Figure collection entries:
◇ ◇ ◇ ◇ ◇
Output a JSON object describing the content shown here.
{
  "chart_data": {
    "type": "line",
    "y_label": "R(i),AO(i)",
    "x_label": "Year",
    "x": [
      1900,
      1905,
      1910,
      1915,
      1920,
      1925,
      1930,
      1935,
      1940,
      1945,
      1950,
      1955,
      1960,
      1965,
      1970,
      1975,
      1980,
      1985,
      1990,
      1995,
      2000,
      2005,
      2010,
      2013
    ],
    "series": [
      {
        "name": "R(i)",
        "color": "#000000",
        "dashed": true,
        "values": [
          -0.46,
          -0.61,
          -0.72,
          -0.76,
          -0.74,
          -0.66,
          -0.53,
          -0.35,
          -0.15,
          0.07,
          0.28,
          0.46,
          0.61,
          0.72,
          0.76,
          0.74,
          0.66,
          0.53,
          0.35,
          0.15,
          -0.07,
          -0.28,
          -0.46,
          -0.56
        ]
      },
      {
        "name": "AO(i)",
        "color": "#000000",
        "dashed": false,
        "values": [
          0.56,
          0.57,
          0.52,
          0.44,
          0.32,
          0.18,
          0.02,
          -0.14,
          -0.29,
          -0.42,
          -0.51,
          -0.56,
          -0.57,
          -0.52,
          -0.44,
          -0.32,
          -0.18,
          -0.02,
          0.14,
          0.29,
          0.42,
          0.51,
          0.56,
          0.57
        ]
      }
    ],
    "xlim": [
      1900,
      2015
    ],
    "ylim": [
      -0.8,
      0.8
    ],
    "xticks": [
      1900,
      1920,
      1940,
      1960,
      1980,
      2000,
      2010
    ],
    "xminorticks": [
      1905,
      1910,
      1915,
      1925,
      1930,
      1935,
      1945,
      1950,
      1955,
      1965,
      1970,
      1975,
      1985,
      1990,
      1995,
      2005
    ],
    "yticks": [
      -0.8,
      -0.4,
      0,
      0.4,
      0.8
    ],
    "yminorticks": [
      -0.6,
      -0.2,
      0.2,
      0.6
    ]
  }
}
◇ ◇ ◇ ◇ ◇
Task instructions:
Repeat all the entries exactly as given.

Complete answer:
Output a JSON object describing the content shown here.
{
  "chart_data": {
    "type": "line",
    "y_label": "R(i),AO(i)",
    "x_label": "Year",
    "x": [
      1900,
      1905,
      1910,
      1915,
      1920,
      1925,
      1930,
      1935,
      1940,
      1945,
      1950,
      1955,
      1960,
      1965,
      1970,
      1975,
      1980,
      1985,
      1990,
      1995,
      2000,
      2005,
      2010,
      2013
    ],
    "series": [
      {
        "name": "R(i)",
        "color": "#000000",
        "dashed": true,
        "values": [
          -0.46,
          -0.61,
          -0.72,
          -0.76,
          -0.74,
          -0.66,
          -0.53,
          -0.35,
          -0.15,
          0.07,
          0.28,
          0.46,
          0.61,
          0.72,
          0.76,
          0.74,
          0.66,
          0.53,
          0.35,
          0.15,
          -0.07,
          -0.28,
          -0.46,
          -0.56
        ]
      },
      {
        "name": "AO(i)",
        "color": "#000000",
        "dashed": false,
        "values": [
          0.56,
          0.57,
          0.52,
          0.44,
          0.32,
          0.18,
          0.02,
          -0.14,
          -0.29,
          -0.42,
          -0.51,
          -0.56,
          -0.57,
          -0.52,
          -0.44,
          -0.32,
          -0.18,
          -0.02,
          0.14,
          0.29,
          0.42,
          0.51,
          0.56,
          0.57
        ]
      }
    ],
    "xlim": [
      1900,
      2015
    ],
    "ylim": [
      -0.8,
      0.8
    ],
    "xticks": [
      1900,
      1920,
      1940,
      1960,
      1980,
      2000,
      2010
    ],
    "xminorticks": [
      1905,
      1910,
      1915,
      1925,
      1930,
      1935,
      1945,
      1950,
      1955,
      1965,
      1970,
      1975,
      1985,
      1990,
      1995,
      2005
    ],
    "yticks": [
      -0.8,
      -0.4,
      0,
      0.4,
      0.8
    ],
    "yminorticks": [
      -0.6,
      -0.2,
      0.2,
      0.6
    ]
  }
}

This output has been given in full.